**WHAT IS EXPECTED**
Every line that contains the word "позднее" should be copied out.

— START —

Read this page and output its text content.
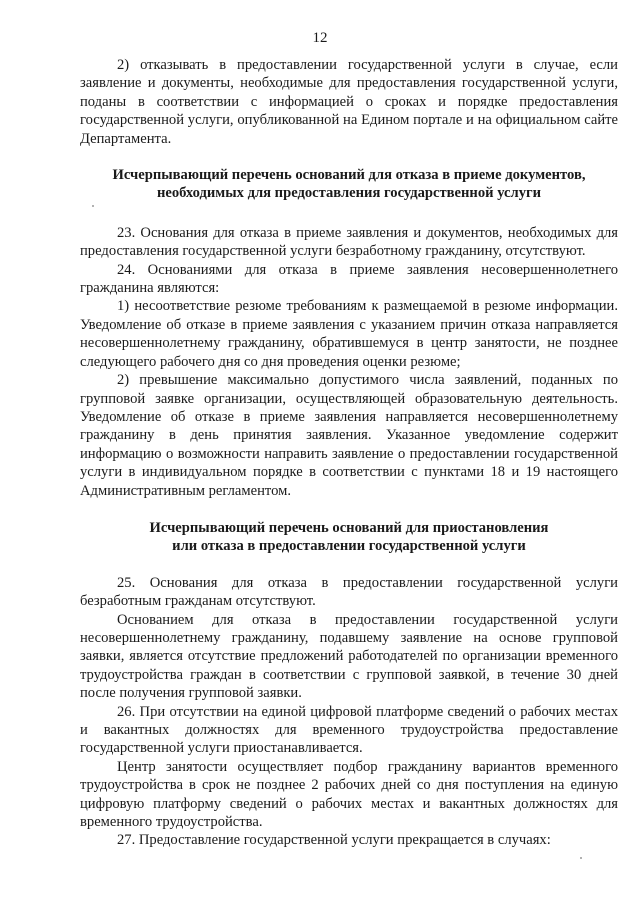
12

2) отказывать в предоставлении государственной услуги в случае, если заявление и документы, необходимые для предоставления государственной услуги, поданы в соответствии с информацией о сроках и порядке предоставления государственной услуги, опубликованной на Едином портале и на официальном сайте Департамента.

Исчерпывающий перечень оснований для отказа в приеме документов,
необходимых для предоставления государственной услуги

23. Основания для отказа в приеме заявления и документов, необходимых для предоставления государственной услуги безработному гражданину, отсутствуют.

24. Основаниями для отказа в приеме заявления несовершеннолетнего гражданина являются:

1) несоответствие резюме требованиям к размещаемой в резюме информации. Уведомление об отказе в приеме заявления с указанием причин отказа направляется несовершеннолетнему гражданину, обратившемуся в центр занятости, не позднее следующего рабочего дня со дня проведения оценки резюме;

2) превышение максимально допустимого числа заявлений, поданных по групповой заявке организации, осуществляющей образовательную деятельность. Уведомление об отказе в приеме заявления направляется несовершеннолетнему гражданину в день принятия заявления. Указанное уведомление содержит информацию о возможности направить заявление о предоставлении государственной услуги в индивидуальном порядке в соответствии с пунктами 18 и 19 настоящего Административным регламентом.

Исчерпывающий перечень оснований для приостановления
или отказа в предоставлении государственной услуги

25. Основания для отказа в предоставлении государственной услуги безработным гражданам отсутствуют.

Основанием для отказа в предоставлении государственной услуги несовершеннолетнему гражданину, подавшему заявление на основе групповой заявки, является отсутствие предложений работодателей по организации временного трудоустройства граждан в соответствии с групповой заявкой, в течение 30 дней после получения групповой заявки.

26. При отсутствии на единой цифровой платформе сведений о рабочих местах и вакантных должностях для временного трудоустройства предоставление государственной услуги приостанавливается.

Центр занятости осуществляет подбор гражданину вариантов временного трудоустройства в срок не позднее 2 рабочих дней со дня поступления на единую цифровую платформу сведений о рабочих местах и вакантных должностях для временного трудоустройства.

27. Предоставление государственной услуги прекращается в случаях:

— END —

**REPLY TO THE EXERCISE**
1) несоответствие резюме требованиям к размещаемой в резюме информации. Уведомление об отказе в приеме заявления с указанием причин отказа направляется несовершеннолетнему гражданину, обратившемуся в центр занятости, не позднее следующего рабочего дня со дня проведения оценки резюме;
Центр занятости осуществляет подбор гражданину вариантов временного трудоустройства в срок не позднее 2 рабочих дней со дня поступления на единую цифровую платформу сведений о рабочих местах и вакантных должностях для временного трудоустройства.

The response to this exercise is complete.